(Excerpts from a figure dataset)
• • • • • • •

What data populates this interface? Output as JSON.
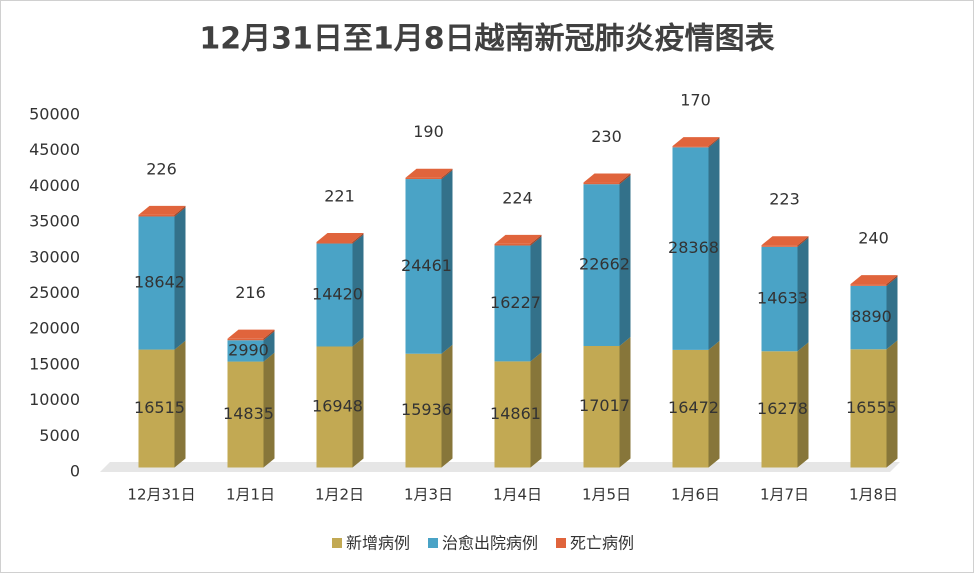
{
  "chart_data": {
    "type": "bar",
    "stacked": true,
    "title": "12月31日至1月8日越南新冠肺炎疫情图表",
    "categories": [
      "12月31日",
      "1月1日",
      "1月2日",
      "1月3日",
      "1月4日",
      "1月5日",
      "1月6日",
      "1月7日",
      "1月8日"
    ],
    "series": [
      {
        "name": "新增病例",
        "color": "#c2a953",
        "values": [
          16515,
          14835,
          16948,
          15936,
          14861,
          17017,
          16472,
          16278,
          16555
        ]
      },
      {
        "name": "治愈出院病例",
        "color": "#4aa3c6",
        "values": [
          18642,
          2990,
          14420,
          24461,
          16227,
          22662,
          28368,
          14633,
          8890
        ]
      },
      {
        "name": "死亡病例",
        "color": "#e0643c",
        "values": [
          226,
          216,
          221,
          190,
          224,
          230,
          170,
          223,
          240
        ]
      }
    ],
    "ylim": [
      0,
      50000
    ],
    "yticks": [
      0,
      5000,
      10000,
      15000,
      20000,
      25000,
      30000,
      35000,
      40000,
      45000,
      50000
    ],
    "legend": "bottom"
  }
}
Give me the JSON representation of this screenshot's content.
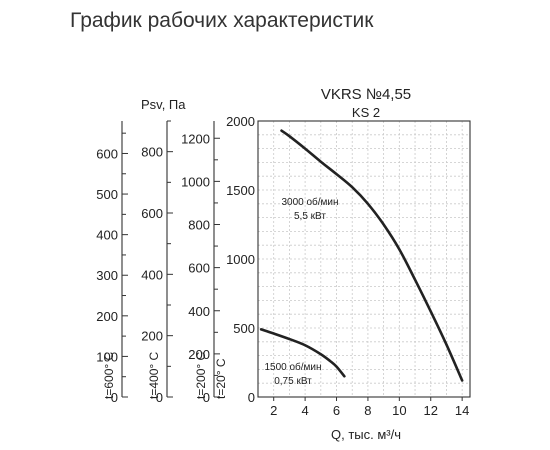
{
  "page_title": "График рабочих характеристик",
  "chart_data": {
    "type": "line",
    "title": "VKRS №4,55",
    "subtitle": "KS 2",
    "xlabel": "Q, тыс. м³/ч",
    "ylabel": "Psv, Па",
    "xlim": [
      1,
      14.5
    ],
    "ylim": [
      0,
      2000
    ],
    "x_ticks": [
      2,
      4,
      6,
      8,
      10,
      12,
      14
    ],
    "y_ticks": [
      0,
      500,
      1000,
      1500,
      2000
    ],
    "grid": true,
    "series": [
      {
        "name": "3000 об/мин\n5,5 кВт",
        "x": [
          2.5,
          3.0,
          4.0,
          5.0,
          6.0,
          7.0,
          8.0,
          9.0,
          10.0,
          11.0,
          12.0,
          13.0,
          14.0
        ],
        "y": [
          1930,
          1890,
          1800,
          1705,
          1615,
          1520,
          1400,
          1250,
          1070,
          850,
          620,
          380,
          120
        ]
      },
      {
        "name": "1500 об/мин\n0,75 кВт",
        "x": [
          1.2,
          2.0,
          3.0,
          4.0,
          5.0,
          5.6,
          6.0,
          6.5
        ],
        "y": [
          490,
          460,
          420,
          375,
          310,
          260,
          220,
          150
        ]
      }
    ],
    "temperature_axes": [
      {
        "label": "t=600° C",
        "range": [
          0,
          680
        ],
        "ticks": [
          0,
          100,
          200,
          300,
          400,
          500,
          600
        ]
      },
      {
        "label": "t=400° C",
        "range": [
          0,
          900
        ],
        "ticks": [
          0,
          200,
          400,
          600,
          800
        ]
      },
      {
        "label": "t=200° C",
        "range": [
          0,
          1280
        ],
        "ticks": [
          0,
          200,
          400,
          600,
          800,
          1000,
          1200
        ]
      },
      {
        "label": "t=20° C",
        "range": [
          0,
          2000
        ],
        "ticks": [
          0,
          500,
          1000,
          1500,
          2000
        ]
      }
    ]
  }
}
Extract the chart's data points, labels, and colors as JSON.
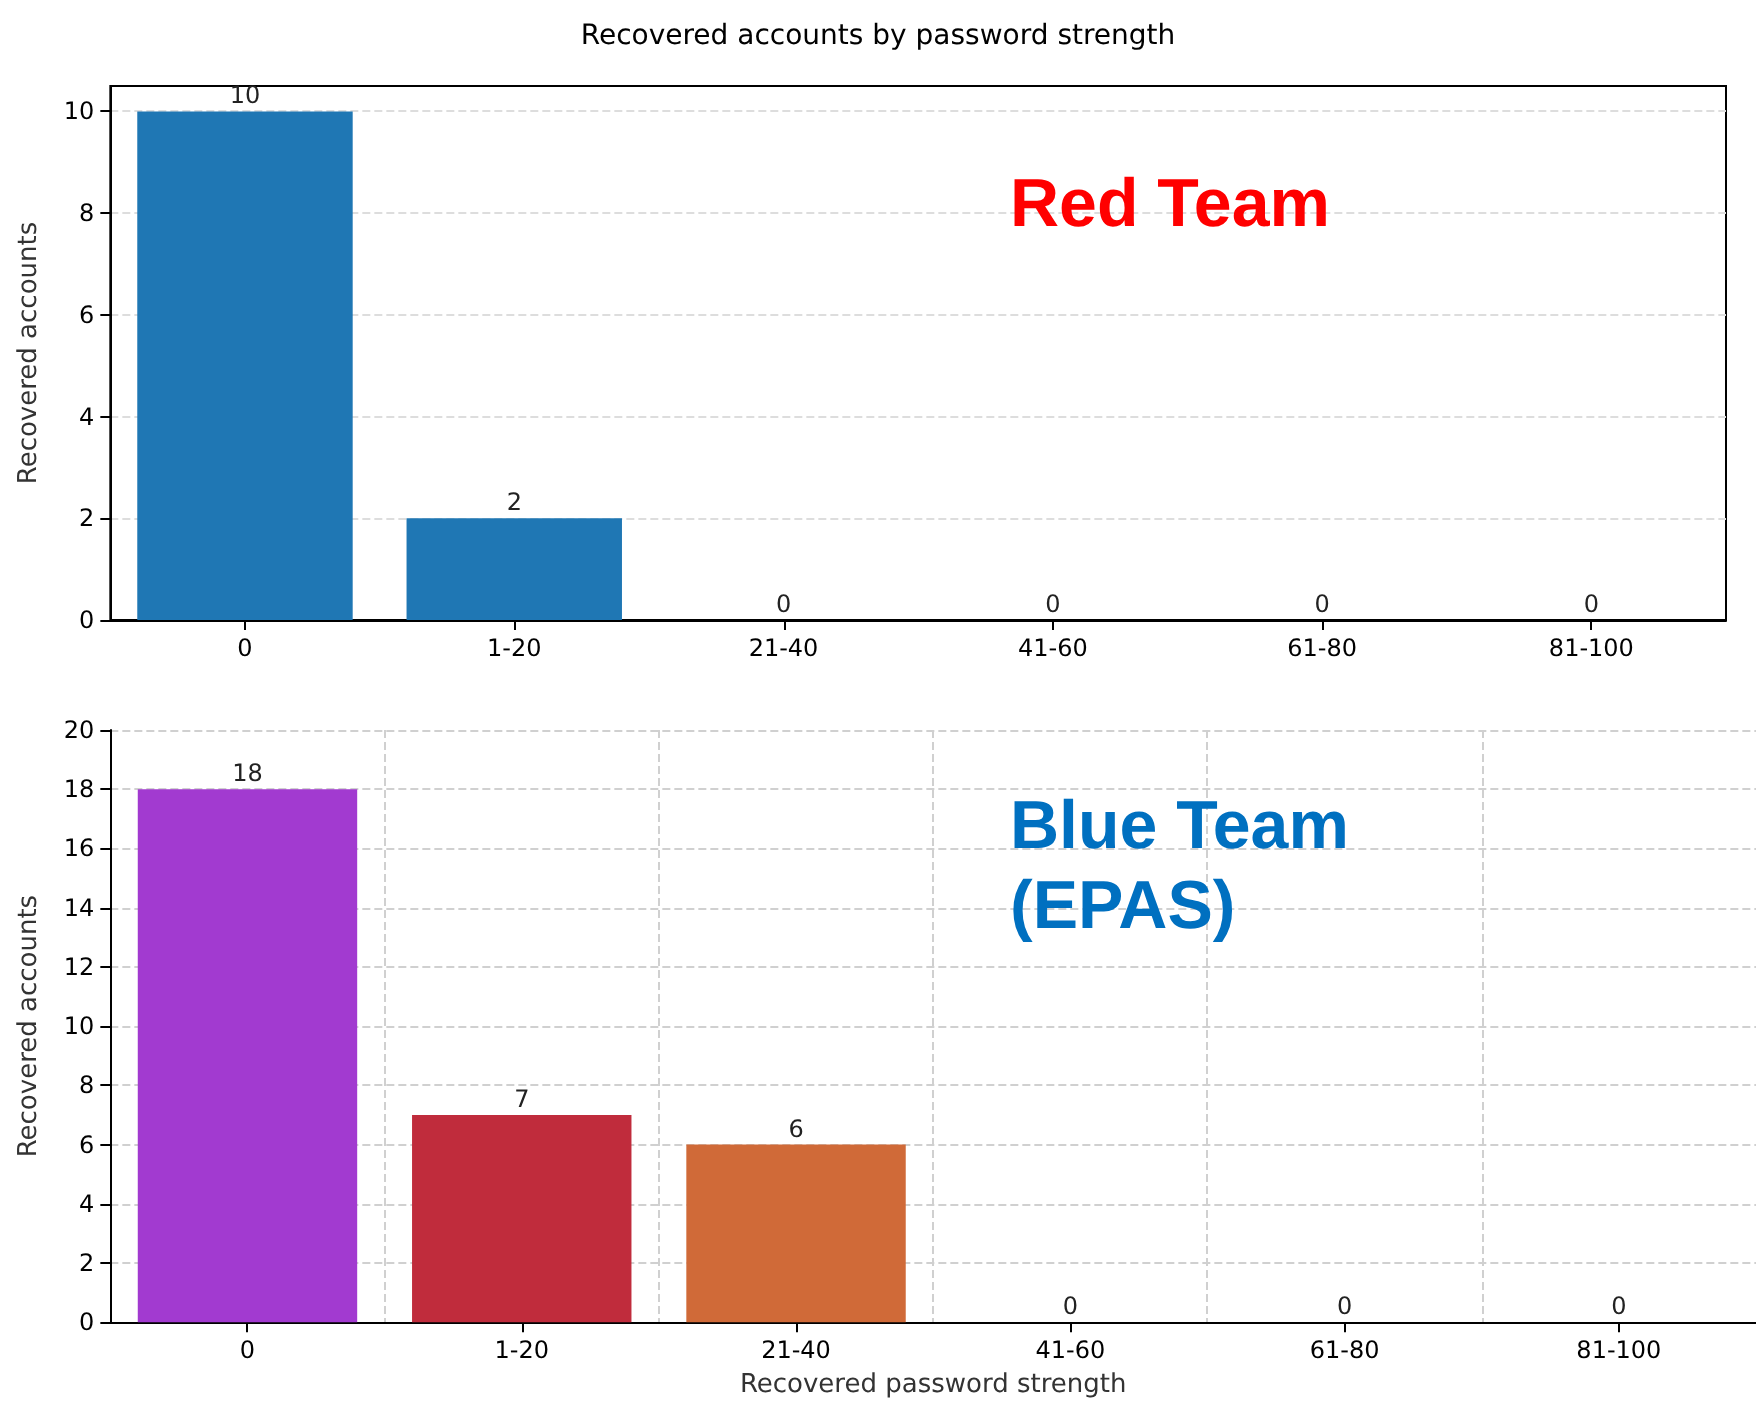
{
  "chart_data": [
    {
      "type": "bar",
      "title": "Recovered accounts by password strength",
      "ylabel": "Recovered accounts",
      "categories": [
        "0",
        "1-20",
        "21-40",
        "41-60",
        "61-80",
        "81-100"
      ],
      "values": [
        10,
        2,
        0,
        0,
        0,
        0
      ],
      "color": "#1f77b4",
      "ylim": [
        0,
        10.5
      ],
      "yticks": [
        0,
        2,
        4,
        6,
        8,
        10
      ],
      "grid": "y",
      "data_labels": true,
      "annotations": [
        "Red Team"
      ]
    },
    {
      "type": "bar",
      "xlabel": "Recovered password strength",
      "ylabel": "Recovered accounts",
      "categories": [
        "0",
        "1-20",
        "21-40",
        "41-60",
        "61-80",
        "81-100"
      ],
      "values": [
        18,
        7,
        6,
        0,
        0,
        0
      ],
      "colors": [
        "#a23ad0",
        "#c02c3c",
        "#d06a38",
        "#c8c040",
        "#c8c040",
        "#c8c040"
      ],
      "ylim": [
        0,
        20
      ],
      "yticks": [
        0,
        2,
        4,
        6,
        8,
        10,
        12,
        14,
        16,
        18,
        20
      ],
      "grid": true,
      "data_labels": true,
      "annotations": [
        "Blue Team\n(EPAS)"
      ]
    }
  ]
}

• • • • • • •

*PROBLEM TO SOLVE*
Using the listing above, state the number of lines that hold "this", with no other text.

*EXPECTED OUTPUT*
2